• _Exercise prompt_: Select, from the material below, each line with "document" in it.
## Begin
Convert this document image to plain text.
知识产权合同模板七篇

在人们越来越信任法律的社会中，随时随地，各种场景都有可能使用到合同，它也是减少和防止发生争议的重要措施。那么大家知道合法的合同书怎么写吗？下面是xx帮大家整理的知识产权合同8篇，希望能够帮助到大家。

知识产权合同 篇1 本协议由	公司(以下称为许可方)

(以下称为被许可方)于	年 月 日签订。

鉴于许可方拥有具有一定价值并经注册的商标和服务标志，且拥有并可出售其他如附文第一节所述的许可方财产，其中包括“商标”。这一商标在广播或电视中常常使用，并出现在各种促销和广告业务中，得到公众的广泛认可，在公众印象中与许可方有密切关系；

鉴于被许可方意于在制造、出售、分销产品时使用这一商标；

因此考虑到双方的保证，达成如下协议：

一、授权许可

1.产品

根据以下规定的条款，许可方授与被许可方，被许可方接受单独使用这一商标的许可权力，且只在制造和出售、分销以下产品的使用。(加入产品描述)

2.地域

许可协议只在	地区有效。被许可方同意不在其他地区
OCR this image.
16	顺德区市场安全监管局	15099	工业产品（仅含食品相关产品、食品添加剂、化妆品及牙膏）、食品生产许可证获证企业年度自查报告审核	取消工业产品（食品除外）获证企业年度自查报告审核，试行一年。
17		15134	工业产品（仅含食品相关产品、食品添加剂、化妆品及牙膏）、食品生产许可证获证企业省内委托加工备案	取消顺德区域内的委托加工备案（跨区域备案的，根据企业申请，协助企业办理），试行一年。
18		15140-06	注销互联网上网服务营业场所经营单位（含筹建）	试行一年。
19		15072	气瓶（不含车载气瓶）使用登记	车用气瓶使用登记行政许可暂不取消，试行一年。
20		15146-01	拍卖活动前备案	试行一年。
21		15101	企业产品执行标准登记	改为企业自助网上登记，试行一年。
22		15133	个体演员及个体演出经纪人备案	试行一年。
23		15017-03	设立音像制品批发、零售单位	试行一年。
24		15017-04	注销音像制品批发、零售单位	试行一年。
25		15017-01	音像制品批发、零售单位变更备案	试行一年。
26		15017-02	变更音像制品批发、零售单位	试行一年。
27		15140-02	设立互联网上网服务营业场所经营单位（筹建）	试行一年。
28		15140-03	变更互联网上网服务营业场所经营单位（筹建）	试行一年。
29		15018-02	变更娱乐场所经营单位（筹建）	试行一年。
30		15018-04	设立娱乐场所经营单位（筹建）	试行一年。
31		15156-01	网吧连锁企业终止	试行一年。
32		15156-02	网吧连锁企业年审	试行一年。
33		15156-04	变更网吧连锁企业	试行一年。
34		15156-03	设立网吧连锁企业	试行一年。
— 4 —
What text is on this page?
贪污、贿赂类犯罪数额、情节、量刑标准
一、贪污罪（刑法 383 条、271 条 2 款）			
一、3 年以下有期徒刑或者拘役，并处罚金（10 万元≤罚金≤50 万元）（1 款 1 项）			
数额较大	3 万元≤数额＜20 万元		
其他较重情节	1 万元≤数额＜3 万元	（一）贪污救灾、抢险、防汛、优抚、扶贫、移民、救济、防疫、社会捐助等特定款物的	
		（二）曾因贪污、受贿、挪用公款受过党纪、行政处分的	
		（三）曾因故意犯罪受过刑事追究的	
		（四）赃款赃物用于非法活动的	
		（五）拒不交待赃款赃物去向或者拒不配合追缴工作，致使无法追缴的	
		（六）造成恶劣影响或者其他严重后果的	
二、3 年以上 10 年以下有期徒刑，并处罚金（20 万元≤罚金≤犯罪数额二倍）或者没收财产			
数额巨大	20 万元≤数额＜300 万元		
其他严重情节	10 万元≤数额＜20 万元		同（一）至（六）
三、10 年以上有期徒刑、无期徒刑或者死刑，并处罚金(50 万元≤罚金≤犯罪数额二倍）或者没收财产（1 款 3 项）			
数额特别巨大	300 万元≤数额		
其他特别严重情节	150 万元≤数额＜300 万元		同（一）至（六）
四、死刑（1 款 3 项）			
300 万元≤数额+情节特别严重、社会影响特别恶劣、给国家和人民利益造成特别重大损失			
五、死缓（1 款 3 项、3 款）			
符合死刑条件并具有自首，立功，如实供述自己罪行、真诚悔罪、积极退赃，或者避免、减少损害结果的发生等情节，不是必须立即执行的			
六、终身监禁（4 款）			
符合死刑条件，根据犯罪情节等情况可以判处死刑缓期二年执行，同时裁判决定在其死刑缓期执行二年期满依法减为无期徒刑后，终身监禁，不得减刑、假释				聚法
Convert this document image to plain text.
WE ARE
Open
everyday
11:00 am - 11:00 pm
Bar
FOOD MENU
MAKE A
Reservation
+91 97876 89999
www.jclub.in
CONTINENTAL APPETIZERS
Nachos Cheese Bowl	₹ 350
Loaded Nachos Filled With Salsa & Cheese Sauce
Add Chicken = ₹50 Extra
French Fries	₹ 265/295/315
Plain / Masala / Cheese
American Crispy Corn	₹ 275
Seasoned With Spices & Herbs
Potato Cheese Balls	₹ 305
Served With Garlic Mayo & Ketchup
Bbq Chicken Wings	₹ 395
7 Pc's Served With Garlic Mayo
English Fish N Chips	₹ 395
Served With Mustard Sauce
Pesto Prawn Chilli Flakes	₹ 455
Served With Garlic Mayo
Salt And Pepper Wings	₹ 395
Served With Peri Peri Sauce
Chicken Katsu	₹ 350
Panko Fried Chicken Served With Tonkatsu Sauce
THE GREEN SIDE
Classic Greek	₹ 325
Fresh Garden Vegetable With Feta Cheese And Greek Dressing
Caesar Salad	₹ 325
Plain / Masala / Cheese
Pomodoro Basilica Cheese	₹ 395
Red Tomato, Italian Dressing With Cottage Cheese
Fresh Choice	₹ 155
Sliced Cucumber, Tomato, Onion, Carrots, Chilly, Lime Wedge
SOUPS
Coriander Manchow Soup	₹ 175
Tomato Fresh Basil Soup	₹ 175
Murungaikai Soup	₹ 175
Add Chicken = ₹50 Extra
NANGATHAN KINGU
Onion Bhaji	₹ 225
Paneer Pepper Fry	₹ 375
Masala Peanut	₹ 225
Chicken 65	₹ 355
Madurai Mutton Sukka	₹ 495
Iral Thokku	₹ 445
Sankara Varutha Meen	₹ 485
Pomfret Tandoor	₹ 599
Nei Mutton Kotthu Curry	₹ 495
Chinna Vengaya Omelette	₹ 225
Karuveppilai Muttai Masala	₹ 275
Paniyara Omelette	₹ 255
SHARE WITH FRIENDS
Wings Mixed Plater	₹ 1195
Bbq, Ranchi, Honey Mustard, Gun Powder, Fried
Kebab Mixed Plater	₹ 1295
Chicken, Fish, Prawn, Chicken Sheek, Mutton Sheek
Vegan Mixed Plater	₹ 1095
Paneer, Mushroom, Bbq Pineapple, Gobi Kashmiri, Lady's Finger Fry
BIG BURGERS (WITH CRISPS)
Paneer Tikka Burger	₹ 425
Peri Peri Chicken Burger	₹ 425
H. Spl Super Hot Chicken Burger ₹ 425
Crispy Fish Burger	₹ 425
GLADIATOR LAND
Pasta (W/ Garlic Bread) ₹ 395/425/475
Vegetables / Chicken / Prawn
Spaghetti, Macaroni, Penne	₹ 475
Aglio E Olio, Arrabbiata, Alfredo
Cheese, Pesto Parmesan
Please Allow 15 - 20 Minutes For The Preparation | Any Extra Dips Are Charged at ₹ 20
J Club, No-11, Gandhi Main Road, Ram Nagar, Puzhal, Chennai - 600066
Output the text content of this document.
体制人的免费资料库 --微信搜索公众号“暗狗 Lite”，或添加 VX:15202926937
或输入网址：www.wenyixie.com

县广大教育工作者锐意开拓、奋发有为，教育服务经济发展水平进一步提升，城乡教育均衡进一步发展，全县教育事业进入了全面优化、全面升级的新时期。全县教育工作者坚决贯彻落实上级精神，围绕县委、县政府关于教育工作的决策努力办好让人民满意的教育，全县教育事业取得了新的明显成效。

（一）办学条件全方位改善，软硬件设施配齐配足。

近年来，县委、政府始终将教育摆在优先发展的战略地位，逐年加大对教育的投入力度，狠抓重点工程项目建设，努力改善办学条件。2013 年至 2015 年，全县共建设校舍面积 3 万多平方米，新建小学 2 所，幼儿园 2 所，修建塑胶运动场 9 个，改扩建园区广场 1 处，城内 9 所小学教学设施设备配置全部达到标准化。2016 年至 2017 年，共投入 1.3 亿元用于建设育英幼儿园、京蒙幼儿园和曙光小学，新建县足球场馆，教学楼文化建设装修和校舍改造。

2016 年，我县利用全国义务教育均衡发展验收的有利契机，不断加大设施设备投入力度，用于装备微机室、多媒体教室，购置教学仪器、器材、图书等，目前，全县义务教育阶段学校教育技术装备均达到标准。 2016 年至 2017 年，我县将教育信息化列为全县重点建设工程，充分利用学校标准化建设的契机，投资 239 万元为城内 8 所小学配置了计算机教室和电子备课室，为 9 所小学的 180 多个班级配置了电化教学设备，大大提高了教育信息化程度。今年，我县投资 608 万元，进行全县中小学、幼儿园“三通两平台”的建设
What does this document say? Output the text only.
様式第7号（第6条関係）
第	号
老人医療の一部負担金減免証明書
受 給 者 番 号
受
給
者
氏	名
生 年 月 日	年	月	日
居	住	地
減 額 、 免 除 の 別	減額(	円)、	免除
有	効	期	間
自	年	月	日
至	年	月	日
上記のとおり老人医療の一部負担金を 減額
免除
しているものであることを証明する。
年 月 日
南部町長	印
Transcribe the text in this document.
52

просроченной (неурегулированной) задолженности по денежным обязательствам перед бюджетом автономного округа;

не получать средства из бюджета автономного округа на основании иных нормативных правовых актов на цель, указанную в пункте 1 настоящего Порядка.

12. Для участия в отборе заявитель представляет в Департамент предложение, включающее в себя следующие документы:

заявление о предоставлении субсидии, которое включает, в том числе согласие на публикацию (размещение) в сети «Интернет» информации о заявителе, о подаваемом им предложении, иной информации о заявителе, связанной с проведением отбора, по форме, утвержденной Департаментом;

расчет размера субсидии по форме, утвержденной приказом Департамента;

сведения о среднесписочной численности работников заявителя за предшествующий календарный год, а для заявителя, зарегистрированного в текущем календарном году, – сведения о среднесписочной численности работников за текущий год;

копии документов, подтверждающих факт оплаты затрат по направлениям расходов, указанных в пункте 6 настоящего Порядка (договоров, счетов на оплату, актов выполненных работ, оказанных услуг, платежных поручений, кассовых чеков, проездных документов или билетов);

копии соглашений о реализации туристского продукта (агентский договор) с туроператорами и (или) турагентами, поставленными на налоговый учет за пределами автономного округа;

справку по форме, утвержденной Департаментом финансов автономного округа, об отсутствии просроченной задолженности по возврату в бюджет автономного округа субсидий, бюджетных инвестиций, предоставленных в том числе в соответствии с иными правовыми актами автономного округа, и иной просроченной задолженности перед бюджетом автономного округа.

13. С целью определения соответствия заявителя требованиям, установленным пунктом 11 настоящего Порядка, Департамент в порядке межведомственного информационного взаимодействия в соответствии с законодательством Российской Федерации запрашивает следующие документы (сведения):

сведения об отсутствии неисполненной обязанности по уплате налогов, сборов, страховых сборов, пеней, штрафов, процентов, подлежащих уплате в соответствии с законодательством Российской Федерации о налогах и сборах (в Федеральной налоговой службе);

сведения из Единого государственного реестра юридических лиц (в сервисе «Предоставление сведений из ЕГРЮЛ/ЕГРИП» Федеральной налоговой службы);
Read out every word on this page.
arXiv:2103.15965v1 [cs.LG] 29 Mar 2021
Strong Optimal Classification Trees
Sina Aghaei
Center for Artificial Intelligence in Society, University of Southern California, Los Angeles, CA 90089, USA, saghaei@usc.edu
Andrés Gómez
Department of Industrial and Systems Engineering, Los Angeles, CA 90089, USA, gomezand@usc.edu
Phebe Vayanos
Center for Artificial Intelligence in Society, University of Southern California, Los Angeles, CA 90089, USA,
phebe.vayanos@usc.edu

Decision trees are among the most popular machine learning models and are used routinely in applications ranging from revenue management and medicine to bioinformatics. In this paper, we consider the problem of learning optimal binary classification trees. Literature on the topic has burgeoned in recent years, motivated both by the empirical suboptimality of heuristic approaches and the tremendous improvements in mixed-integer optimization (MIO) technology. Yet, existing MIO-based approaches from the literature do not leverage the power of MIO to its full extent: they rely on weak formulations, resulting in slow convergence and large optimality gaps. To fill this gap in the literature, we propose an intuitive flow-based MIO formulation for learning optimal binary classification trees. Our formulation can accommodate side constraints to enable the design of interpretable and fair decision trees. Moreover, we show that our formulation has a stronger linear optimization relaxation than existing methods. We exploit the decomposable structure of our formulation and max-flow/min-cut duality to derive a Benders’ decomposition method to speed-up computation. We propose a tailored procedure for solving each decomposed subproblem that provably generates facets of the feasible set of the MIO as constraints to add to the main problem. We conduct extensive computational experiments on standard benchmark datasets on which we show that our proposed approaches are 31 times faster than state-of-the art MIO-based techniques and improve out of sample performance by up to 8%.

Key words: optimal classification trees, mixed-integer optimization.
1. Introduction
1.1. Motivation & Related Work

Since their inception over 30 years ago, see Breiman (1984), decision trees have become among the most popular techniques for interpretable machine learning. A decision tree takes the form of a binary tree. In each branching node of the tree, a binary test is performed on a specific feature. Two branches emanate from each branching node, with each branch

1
## End
• _Exercise solution_:
Convert this document image to plain text.
Convert this document image to plain text.
Output the text content of this document.
What does this document say? Output the text only.
Transcribe the text in this document.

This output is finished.